**MATERIALS PROVIDED**
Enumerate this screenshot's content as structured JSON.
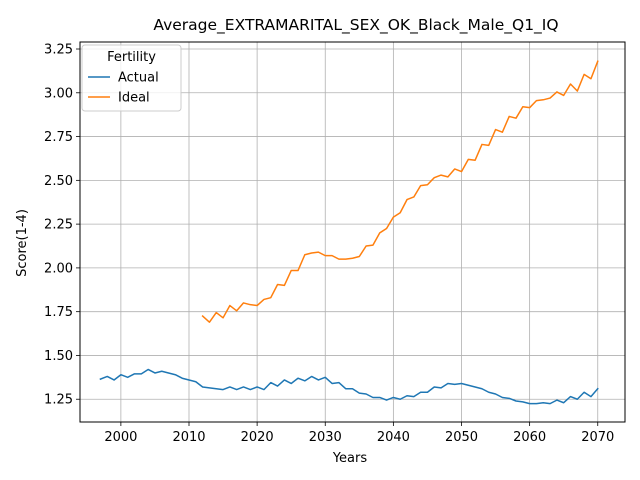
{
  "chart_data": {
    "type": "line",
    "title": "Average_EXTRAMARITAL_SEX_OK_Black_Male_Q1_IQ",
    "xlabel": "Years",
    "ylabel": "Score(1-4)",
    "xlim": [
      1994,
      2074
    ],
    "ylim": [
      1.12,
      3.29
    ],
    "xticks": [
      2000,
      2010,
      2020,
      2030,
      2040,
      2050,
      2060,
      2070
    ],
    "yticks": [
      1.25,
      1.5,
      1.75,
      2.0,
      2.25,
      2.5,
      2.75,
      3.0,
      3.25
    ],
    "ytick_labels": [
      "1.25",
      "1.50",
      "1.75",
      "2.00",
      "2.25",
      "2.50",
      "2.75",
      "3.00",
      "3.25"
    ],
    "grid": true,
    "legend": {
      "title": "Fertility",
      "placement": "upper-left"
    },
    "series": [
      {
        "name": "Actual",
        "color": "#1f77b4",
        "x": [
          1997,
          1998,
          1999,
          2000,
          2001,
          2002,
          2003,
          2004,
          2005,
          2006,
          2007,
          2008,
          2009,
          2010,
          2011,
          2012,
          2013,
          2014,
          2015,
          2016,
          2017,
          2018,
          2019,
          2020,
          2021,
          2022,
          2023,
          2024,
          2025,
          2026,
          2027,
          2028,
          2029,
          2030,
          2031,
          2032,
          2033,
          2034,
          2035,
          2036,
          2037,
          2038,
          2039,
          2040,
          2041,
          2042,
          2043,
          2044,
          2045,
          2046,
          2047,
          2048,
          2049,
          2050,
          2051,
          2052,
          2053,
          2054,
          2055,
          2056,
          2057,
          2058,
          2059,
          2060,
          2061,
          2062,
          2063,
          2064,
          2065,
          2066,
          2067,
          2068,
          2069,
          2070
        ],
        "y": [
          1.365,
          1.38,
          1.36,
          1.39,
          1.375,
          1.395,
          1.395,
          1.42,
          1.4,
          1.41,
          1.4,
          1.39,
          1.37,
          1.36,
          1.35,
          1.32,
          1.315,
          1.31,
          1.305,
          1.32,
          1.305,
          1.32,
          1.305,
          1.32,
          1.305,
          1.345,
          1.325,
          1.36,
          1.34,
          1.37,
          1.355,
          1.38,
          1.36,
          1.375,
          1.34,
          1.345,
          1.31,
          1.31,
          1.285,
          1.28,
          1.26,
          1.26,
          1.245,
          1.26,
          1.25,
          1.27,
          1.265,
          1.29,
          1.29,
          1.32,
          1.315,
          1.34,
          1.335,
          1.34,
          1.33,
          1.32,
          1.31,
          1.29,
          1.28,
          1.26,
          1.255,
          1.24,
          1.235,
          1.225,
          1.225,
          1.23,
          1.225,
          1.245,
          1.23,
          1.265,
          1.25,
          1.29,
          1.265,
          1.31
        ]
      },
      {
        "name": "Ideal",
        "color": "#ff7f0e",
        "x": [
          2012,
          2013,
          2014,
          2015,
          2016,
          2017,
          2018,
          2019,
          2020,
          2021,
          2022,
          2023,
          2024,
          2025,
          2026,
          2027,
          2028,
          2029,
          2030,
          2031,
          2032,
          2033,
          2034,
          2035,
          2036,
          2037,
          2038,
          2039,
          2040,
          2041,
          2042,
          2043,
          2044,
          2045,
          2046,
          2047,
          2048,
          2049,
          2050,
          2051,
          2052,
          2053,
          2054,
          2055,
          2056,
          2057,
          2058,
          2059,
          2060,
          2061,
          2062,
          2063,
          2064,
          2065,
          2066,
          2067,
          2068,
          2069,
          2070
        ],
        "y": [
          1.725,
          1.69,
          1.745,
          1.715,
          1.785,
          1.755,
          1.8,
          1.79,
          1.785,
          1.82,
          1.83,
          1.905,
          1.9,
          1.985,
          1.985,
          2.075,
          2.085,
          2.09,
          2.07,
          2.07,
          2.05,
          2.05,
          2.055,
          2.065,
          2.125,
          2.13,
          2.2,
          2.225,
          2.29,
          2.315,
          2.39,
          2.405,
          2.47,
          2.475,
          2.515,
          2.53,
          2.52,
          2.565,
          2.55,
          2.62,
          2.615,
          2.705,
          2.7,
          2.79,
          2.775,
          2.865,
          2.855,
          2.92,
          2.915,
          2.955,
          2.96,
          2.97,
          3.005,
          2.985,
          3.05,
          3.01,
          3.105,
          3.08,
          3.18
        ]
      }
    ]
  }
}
==
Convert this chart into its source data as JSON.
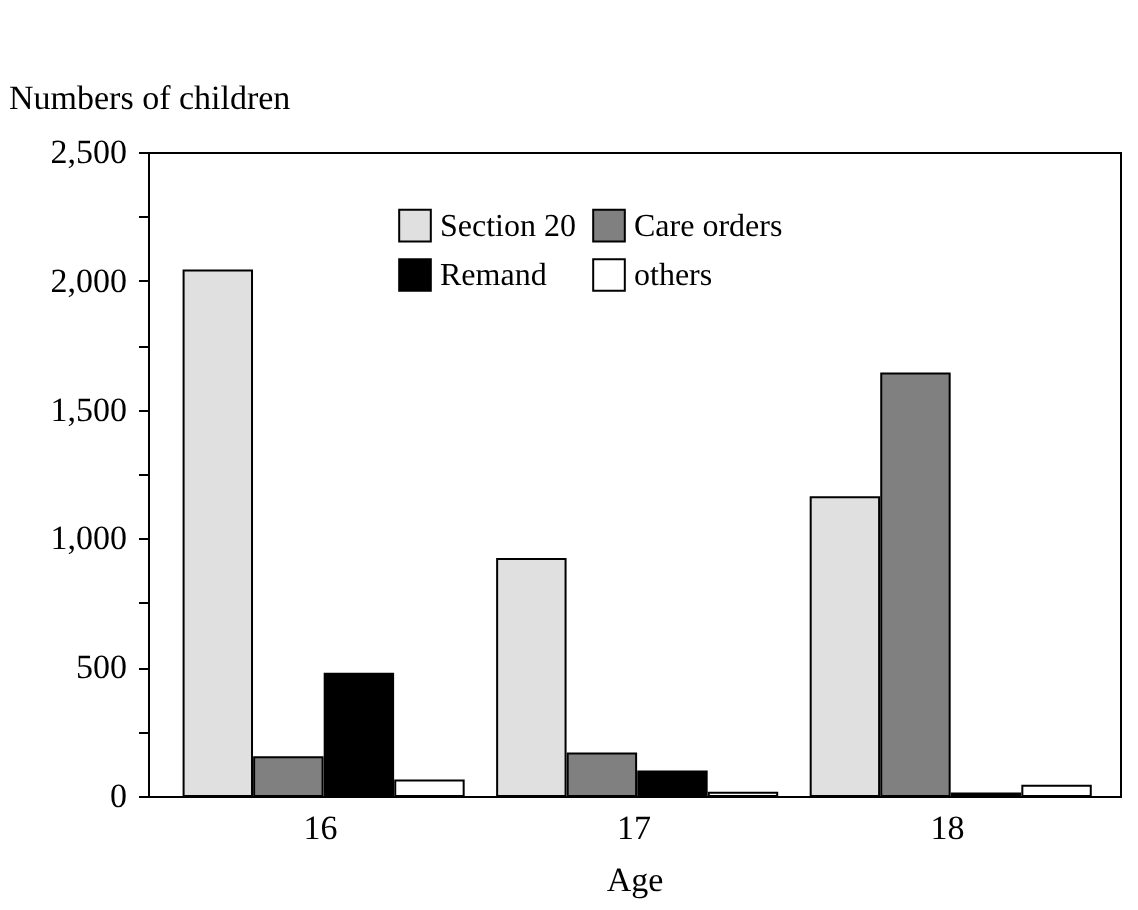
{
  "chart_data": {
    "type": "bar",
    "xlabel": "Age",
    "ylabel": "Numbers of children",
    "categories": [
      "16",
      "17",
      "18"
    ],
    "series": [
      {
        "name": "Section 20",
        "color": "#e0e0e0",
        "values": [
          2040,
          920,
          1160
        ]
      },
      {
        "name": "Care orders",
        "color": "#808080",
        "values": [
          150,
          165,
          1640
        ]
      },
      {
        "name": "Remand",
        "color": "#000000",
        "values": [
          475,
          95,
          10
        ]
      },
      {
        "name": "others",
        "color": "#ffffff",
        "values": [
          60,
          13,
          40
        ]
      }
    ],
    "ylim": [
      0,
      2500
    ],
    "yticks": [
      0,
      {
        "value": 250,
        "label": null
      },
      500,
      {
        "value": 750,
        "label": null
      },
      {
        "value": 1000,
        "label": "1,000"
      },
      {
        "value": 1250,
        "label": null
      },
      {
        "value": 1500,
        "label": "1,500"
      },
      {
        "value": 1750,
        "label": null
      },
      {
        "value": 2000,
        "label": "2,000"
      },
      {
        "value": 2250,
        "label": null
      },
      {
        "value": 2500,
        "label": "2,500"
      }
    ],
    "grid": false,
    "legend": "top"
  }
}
==
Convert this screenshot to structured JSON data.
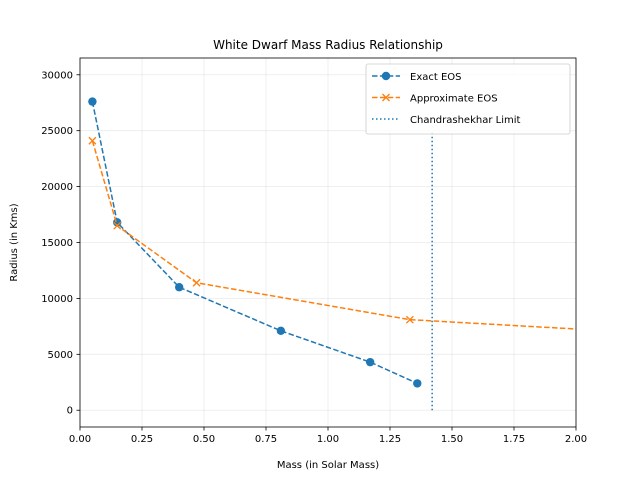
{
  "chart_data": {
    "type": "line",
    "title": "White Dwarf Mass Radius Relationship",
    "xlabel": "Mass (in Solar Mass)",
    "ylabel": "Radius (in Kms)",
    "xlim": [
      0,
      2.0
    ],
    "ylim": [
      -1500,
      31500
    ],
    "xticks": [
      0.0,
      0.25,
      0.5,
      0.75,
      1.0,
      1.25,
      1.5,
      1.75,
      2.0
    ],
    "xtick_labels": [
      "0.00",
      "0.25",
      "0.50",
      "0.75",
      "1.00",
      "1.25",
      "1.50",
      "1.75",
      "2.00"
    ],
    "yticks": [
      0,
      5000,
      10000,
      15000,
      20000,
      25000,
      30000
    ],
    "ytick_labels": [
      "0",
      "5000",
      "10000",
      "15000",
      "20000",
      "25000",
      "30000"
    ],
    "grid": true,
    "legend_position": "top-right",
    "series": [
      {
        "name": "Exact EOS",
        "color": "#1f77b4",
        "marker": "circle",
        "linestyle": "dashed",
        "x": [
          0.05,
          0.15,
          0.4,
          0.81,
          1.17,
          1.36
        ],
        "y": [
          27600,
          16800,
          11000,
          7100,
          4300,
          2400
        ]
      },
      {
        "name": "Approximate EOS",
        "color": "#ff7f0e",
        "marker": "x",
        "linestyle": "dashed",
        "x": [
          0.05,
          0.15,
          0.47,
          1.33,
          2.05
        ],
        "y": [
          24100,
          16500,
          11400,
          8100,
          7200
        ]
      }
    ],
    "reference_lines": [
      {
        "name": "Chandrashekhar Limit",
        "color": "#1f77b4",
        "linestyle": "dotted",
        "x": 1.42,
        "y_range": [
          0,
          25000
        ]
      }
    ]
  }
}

**SHORT PROBLEM**
Among the records above, find each line holding the string "Radius" and pull it out.

**SOLUTION**
    "title": "White Dwarf Mass Radius Relationship",
    "ylabel": "Radius (in Kms)",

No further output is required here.